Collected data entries
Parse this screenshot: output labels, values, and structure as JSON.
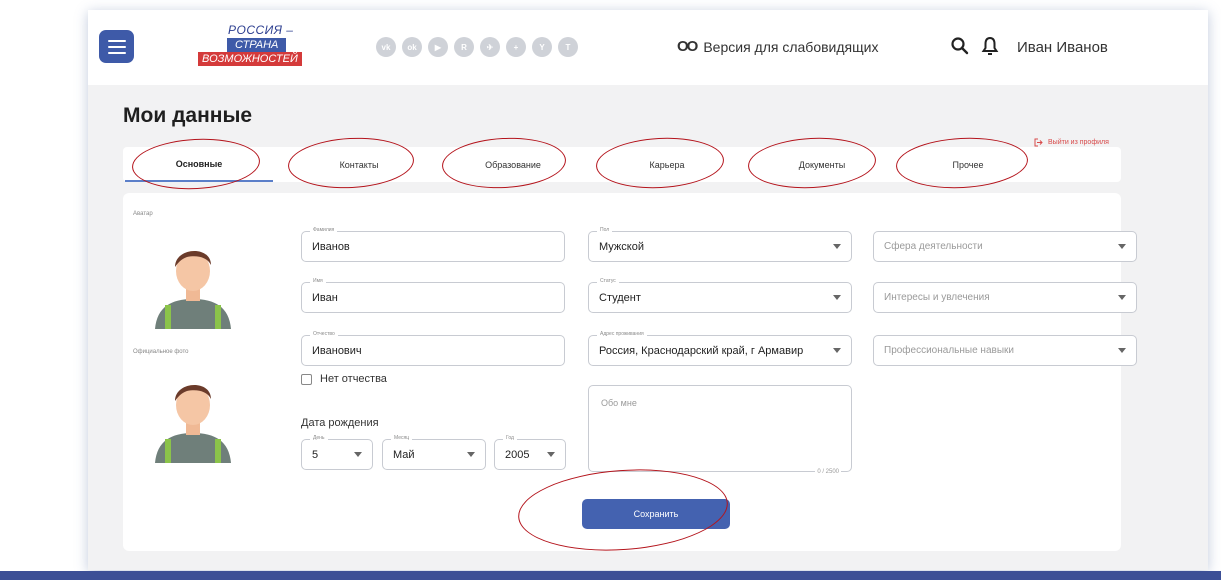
{
  "header": {
    "logo": {
      "line1": "РОССИЯ –",
      "line2": "СТРАНА",
      "line3": "ВОЗМОЖНОСТЕЙ"
    },
    "socials": [
      {
        "icon": "vk-icon",
        "glyph": "vk"
      },
      {
        "icon": "odnoklassniki-icon",
        "glyph": "ok"
      },
      {
        "icon": "youtube-icon",
        "glyph": "▶"
      },
      {
        "icon": "rutube-icon",
        "glyph": "R"
      },
      {
        "icon": "telegram-icon",
        "glyph": "✈"
      },
      {
        "icon": "plus-icon",
        "glyph": "+"
      },
      {
        "icon": "yandex-icon",
        "glyph": "Y"
      },
      {
        "icon": "tiktok-icon",
        "glyph": "T"
      }
    ],
    "vision_glyph": "OO",
    "vision_label": "Версия для слабовидящих",
    "user_name": "Иван Иванов"
  },
  "page": {
    "title": "Мои данные",
    "logout_label": "Выйти из профиля"
  },
  "tabs": [
    {
      "label": "Основные",
      "active": true
    },
    {
      "label": "Контакты",
      "active": false
    },
    {
      "label": "Образование",
      "active": false
    },
    {
      "label": "Карьера",
      "active": false
    },
    {
      "label": "Документы",
      "active": false
    },
    {
      "label": "Прочее",
      "active": false
    }
  ],
  "form": {
    "avatar_label": "Аватар",
    "official_photo_label": "Официальное фото",
    "surname": {
      "label": "Фамилия",
      "value": "Иванов"
    },
    "name": {
      "label": "Имя",
      "value": "Иван"
    },
    "patronymic": {
      "label": "Отчество",
      "value": "Иванович"
    },
    "no_patronymic_label": "Нет отчества",
    "no_patronymic_checked": false,
    "dob_label": "Дата рождения",
    "day": {
      "label": "День",
      "value": "5"
    },
    "month": {
      "label": "Месяц",
      "value": "Май"
    },
    "year": {
      "label": "Год",
      "value": "2005"
    },
    "gender": {
      "label": "Пол",
      "value": "Мужской"
    },
    "status": {
      "label": "Статус",
      "value": "Студент"
    },
    "address": {
      "label": "Адрес проживания",
      "value": "Россия, Краснодарский край, г Армавир"
    },
    "about": {
      "placeholder": "Обо мне",
      "counter": "0 / 2500"
    },
    "sphere": {
      "placeholder": "Сфера деятельности"
    },
    "interests": {
      "placeholder": "Интересы и увлечения"
    },
    "skills": {
      "placeholder": "Профессиональные навыки"
    },
    "save_label": "Сохранить"
  },
  "colors": {
    "primary": "#4462b0",
    "accent_red": "#d84a4a",
    "annotation": "#b4141c"
  }
}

Work instructions
Give back the entries verbatim. Do not include any picture.

Answer
Parse this screenshot: output labels, values, and structure as JSON.
{
  "header": {
    "logo": {
      "line1": "РОССИЯ –",
      "line2": "СТРАНА",
      "line3": "ВОЗМОЖНОСТЕЙ"
    },
    "socials": [
      {
        "icon": "vk-icon",
        "glyph": "vk"
      },
      {
        "icon": "odnoklassniki-icon",
        "glyph": "ok"
      },
      {
        "icon": "youtube-icon",
        "glyph": "▶"
      },
      {
        "icon": "rutube-icon",
        "glyph": "R"
      },
      {
        "icon": "telegram-icon",
        "glyph": "✈"
      },
      {
        "icon": "plus-icon",
        "glyph": "+"
      },
      {
        "icon": "yandex-icon",
        "glyph": "Y"
      },
      {
        "icon": "tiktok-icon",
        "glyph": "T"
      }
    ],
    "vision_glyph": "OO",
    "vision_label": "Версия для слабовидящих",
    "user_name": "Иван Иванов"
  },
  "page": {
    "title": "Мои данные",
    "logout_label": "Выйти из профиля"
  },
  "tabs": [
    {
      "label": "Основные",
      "active": true
    },
    {
      "label": "Контакты",
      "active": false
    },
    {
      "label": "Образование",
      "active": false
    },
    {
      "label": "Карьера",
      "active": false
    },
    {
      "label": "Документы",
      "active": false
    },
    {
      "label": "Прочее",
      "active": false
    }
  ],
  "form": {
    "avatar_label": "Аватар",
    "official_photo_label": "Официальное фото",
    "surname": {
      "label": "Фамилия",
      "value": "Иванов"
    },
    "name": {
      "label": "Имя",
      "value": "Иван"
    },
    "patronymic": {
      "label": "Отчество",
      "value": "Иванович"
    },
    "no_patronymic_label": "Нет отчества",
    "no_patronymic_checked": false,
    "dob_label": "Дата рождения",
    "day": {
      "label": "День",
      "value": "5"
    },
    "month": {
      "label": "Месяц",
      "value": "Май"
    },
    "year": {
      "label": "Год",
      "value": "2005"
    },
    "gender": {
      "label": "Пол",
      "value": "Мужской"
    },
    "status": {
      "label": "Статус",
      "value": "Студент"
    },
    "address": {
      "label": "Адрес проживания",
      "value": "Россия, Краснодарский край, г Армавир"
    },
    "about": {
      "placeholder": "Обо мне",
      "counter": "0 / 2500"
    },
    "sphere": {
      "placeholder": "Сфера деятельности"
    },
    "interests": {
      "placeholder": "Интересы и увлечения"
    },
    "skills": {
      "placeholder": "Профессиональные навыки"
    },
    "save_label": "Сохранить"
  },
  "colors": {
    "primary": "#4462b0",
    "accent_red": "#d84a4a",
    "annotation": "#b4141c"
  }
}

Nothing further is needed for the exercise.